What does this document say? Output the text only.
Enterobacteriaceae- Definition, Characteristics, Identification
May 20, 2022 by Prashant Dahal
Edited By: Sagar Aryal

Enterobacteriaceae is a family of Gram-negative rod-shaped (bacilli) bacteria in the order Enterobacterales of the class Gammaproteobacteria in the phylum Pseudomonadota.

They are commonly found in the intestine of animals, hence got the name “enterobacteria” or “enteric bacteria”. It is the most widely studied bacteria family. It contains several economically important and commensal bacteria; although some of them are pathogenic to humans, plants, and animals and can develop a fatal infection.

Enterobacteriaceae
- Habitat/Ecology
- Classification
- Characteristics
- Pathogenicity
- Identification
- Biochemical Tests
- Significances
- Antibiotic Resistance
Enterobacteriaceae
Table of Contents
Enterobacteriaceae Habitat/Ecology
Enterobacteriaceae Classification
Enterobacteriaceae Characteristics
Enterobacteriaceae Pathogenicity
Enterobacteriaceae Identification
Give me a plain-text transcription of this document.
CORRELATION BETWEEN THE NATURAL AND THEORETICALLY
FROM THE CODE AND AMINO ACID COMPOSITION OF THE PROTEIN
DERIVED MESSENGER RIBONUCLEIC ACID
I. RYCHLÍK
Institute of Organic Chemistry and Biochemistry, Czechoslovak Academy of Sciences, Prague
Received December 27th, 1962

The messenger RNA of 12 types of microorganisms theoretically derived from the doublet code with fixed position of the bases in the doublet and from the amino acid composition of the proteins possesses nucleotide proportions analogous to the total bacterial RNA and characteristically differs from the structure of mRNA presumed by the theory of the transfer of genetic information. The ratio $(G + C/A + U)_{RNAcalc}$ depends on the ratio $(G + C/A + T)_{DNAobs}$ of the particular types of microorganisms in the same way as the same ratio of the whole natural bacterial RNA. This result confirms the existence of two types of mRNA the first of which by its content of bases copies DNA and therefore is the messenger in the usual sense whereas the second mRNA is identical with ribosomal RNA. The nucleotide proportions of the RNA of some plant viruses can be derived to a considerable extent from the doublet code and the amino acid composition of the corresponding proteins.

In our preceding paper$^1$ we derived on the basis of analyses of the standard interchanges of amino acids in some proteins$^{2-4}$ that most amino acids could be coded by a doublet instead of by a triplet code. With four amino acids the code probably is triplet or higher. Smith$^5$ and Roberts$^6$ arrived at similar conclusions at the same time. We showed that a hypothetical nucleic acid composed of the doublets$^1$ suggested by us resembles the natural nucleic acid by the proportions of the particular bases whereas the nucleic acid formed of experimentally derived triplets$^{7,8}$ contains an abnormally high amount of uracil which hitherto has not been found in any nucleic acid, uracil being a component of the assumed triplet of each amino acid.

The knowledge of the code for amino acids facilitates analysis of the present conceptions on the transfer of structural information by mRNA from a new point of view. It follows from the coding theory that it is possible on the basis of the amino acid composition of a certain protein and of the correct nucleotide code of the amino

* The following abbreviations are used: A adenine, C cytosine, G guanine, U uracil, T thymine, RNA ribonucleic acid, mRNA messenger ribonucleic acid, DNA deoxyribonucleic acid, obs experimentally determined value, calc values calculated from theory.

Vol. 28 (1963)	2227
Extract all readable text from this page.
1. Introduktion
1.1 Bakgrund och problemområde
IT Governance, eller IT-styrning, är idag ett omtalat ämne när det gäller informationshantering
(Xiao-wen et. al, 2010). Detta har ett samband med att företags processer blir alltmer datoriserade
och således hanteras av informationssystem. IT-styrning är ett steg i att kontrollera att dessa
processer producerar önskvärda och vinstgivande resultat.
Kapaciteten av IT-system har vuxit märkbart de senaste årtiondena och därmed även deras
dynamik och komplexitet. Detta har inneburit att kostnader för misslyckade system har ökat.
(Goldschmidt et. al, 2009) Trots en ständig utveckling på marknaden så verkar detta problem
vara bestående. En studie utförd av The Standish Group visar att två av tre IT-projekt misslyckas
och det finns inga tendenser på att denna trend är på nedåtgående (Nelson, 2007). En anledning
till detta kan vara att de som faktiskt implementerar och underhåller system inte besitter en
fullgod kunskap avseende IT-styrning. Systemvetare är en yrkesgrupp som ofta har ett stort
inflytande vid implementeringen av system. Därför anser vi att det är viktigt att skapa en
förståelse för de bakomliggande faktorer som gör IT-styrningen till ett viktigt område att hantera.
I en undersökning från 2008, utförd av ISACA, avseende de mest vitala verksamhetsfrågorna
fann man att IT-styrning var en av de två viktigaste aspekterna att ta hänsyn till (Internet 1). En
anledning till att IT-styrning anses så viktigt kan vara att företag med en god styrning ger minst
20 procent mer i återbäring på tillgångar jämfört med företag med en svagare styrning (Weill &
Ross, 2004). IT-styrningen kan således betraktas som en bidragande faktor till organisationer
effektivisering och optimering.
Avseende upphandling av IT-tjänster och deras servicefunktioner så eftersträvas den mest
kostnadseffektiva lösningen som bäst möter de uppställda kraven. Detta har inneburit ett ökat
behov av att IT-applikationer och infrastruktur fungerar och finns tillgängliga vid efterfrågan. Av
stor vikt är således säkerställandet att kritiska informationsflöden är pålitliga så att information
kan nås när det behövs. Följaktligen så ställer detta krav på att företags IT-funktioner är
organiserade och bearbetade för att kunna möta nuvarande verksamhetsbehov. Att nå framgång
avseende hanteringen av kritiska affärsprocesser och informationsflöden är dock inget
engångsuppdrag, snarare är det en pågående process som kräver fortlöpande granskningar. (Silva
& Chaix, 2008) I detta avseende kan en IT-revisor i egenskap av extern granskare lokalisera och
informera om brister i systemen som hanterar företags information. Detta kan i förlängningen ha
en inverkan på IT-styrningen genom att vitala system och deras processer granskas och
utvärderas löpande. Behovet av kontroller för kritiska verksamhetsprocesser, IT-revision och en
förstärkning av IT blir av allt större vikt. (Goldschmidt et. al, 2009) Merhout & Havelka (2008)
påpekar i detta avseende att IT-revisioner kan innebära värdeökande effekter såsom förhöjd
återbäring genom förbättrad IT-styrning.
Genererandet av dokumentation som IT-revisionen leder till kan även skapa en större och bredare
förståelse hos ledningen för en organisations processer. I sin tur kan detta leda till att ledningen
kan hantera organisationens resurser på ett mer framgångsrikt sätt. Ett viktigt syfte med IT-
++++++++++++++++++++
Instructions to follow → Return the full listing, word for word.

Written reply →
What does this document say? Output the text only.
Enterobacteriaceae- Definition, Characteristics, Identification
May 20, 2022 by Prashant Dahal
Edited By: Sagar Aryal

Enterobacteriaceae is a family of Gram-negative rod-shaped (bacilli) bacteria in the order Enterobacterales of the class Gammaproteobacteria in the phylum Pseudomonadota.

They are commonly found in the intestine of animals, hence got the name “enterobacteria” or “enteric bacteria”. It is the most widely studied bacteria family. It contains several economically important and commensal bacteria; although some of them are pathogenic to humans, plants, and animals and can develop a fatal infection.

Enterobacteriaceae
- Habitat/Ecology
- Classification
- Characteristics
- Pathogenicity
- Identification
- Biochemical Tests
- Significances
- Antibiotic Resistance
Enterobacteriaceae
Table of Contents
Enterobacteriaceae Habitat/Ecology
Enterobacteriaceae Classification
Enterobacteriaceae Characteristics
Enterobacteriaceae Pathogenicity
Enterobacteriaceae Identification
Give me a plain-text transcription of this document.
CORRELATION BETWEEN THE NATURAL AND THEORETICALLY
FROM THE CODE AND AMINO ACID COMPOSITION OF THE PROTEIN
DERIVED MESSENGER RIBONUCLEIC ACID
I. RYCHLÍK
Institute of Organic Chemistry and Biochemistry, Czechoslovak Academy of Sciences, Prague
Received December 27th, 1962

The messenger RNA of 12 types of microorganisms theoretically derived from the doublet code with fixed position of the bases in the doublet and from the amino acid composition of the proteins possesses nucleotide proportions analogous to the total bacterial RNA and characteristically differs from the structure of mRNA presumed by the theory of the transfer of genetic information. The ratio $(G + C/A + U)_{RNAcalc}$ depends on the ratio $(G + C/A + T)_{DNAobs}$ of the particular types of microorganisms in the same way as the same ratio of the whole natural bacterial RNA. This result confirms the existence of two types of mRNA the first of which by its content of bases copies DNA and therefore is the messenger in the usual sense whereas the second mRNA is identical with ribosomal RNA. The nucleotide proportions of the RNA of some plant viruses can be derived to a considerable extent from the doublet code and the amino acid composition of the corresponding proteins.

In our preceding paper$^1$ we derived on the basis of analyses of the standard interchanges of amino acids in some proteins$^{2-4}$ that most amino acids could be coded by a doublet instead of by a triplet code. With four amino acids the code probably is triplet or higher. Smith$^5$ and Roberts$^6$ arrived at similar conclusions at the same time. We showed that a hypothetical nucleic acid composed of the doublets$^1$ suggested by us resembles the natural nucleic acid by the proportions of the particular bases whereas the nucleic acid formed of experimentally derived triplets$^{7,8}$ contains an abnormally high amount of uracil which hitherto has not been found in any nucleic acid, uracil being a component of the assumed triplet of each amino acid.

The knowledge of the code for amino acids facilitates analysis of the present conceptions on the transfer of structural information by mRNA from a new point of view. It follows from the coding theory that it is possible on the basis of the amino acid composition of a certain protein and of the correct nucleotide code of the amino

* The following abbreviations are used: A adenine, C cytosine, G guanine, U uracil, T thymine, RNA ribonucleic acid, mRNA messenger ribonucleic acid, DNA deoxyribonucleic acid, obs experimentally determined value, calc values calculated from theory.

Vol. 28 (1963)	2227
Extract all readable text from this page.
1. Introduktion
1.1 Bakgrund och problemområde
IT Governance, eller IT-styrning, är idag ett omtalat ämne när det gäller informationshantering
(Xiao-wen et. al, 2010). Detta har ett samband med att företags processer blir alltmer datoriserade
och således hanteras av informationssystem. IT-styrning är ett steg i att kontrollera att dessa
processer producerar önskvärda och vinstgivande resultat.
Kapaciteten av IT-system har vuxit märkbart de senaste årtiondena och därmed även deras
dynamik och komplexitet. Detta har inneburit att kostnader för misslyckade system har ökat.
(Goldschmidt et. al, 2009) Trots en ständig utveckling på marknaden så verkar detta problem
vara bestående. En studie utförd av The Standish Group visar att två av tre IT-projekt misslyckas
och det finns inga tendenser på att denna trend är på nedåtgående (Nelson, 2007). En anledning
till detta kan vara att de som faktiskt implementerar och underhåller system inte besitter en
fullgod kunskap avseende IT-styrning. Systemvetare är en yrkesgrupp som ofta har ett stort
inflytande vid implementeringen av system. Därför anser vi att det är viktigt att skapa en
förståelse för de bakomliggande faktorer som gör IT-styrningen till ett viktigt område att hantera.
I en undersökning från 2008, utförd av ISACA, avseende de mest vitala verksamhetsfrågorna
fann man att IT-styrning var en av de två viktigaste aspekterna att ta hänsyn till (Internet 1). En
anledning till att IT-styrning anses så viktigt kan vara att företag med en god styrning ger minst
20 procent mer i återbäring på tillgångar jämfört med företag med en svagare styrning (Weill &
Ross, 2004). IT-styrningen kan således betraktas som en bidragande faktor till organisationer
effektivisering och optimering.
Avseende upphandling av IT-tjänster och deras servicefunktioner så eftersträvas den mest
kostnadseffektiva lösningen som bäst möter de uppställda kraven. Detta har inneburit ett ökat
behov av att IT-applikationer och infrastruktur fungerar och finns tillgängliga vid efterfrågan. Av
stor vikt är således säkerställandet att kritiska informationsflöden är pålitliga så att information
kan nås när det behövs. Följaktligen så ställer detta krav på att företags IT-funktioner är
organiserade och bearbetade för att kunna möta nuvarande verksamhetsbehov. Att nå framgång
avseende hanteringen av kritiska affärsprocesser och informationsflöden är dock inget
engångsuppdrag, snarare är det en pågående process som kräver fortlöpande granskningar. (Silva
& Chaix, 2008) I detta avseende kan en IT-revisor i egenskap av extern granskare lokalisera och
informera om brister i systemen som hanterar företags information. Detta kan i förlängningen ha
en inverkan på IT-styrningen genom att vitala system och deras processer granskas och
utvärderas löpande. Behovet av kontroller för kritiska verksamhetsprocesser, IT-revision och en
förstärkning av IT blir av allt större vikt. (Goldschmidt et. al, 2009) Merhout & Havelka (2008)
påpekar i detta avseende att IT-revisioner kan innebära värdeökande effekter såsom förhöjd
återbäring genom förbättrad IT-styrning.
Genererandet av dokumentation som IT-revisionen leder till kan även skapa en större och bredare
förståelse hos ledningen för en organisations processer. I sin tur kan detta leda till att ledningen
kan hantera organisationens resurser på ett mer framgångsrikt sätt. Ett viktigt syfte med IT-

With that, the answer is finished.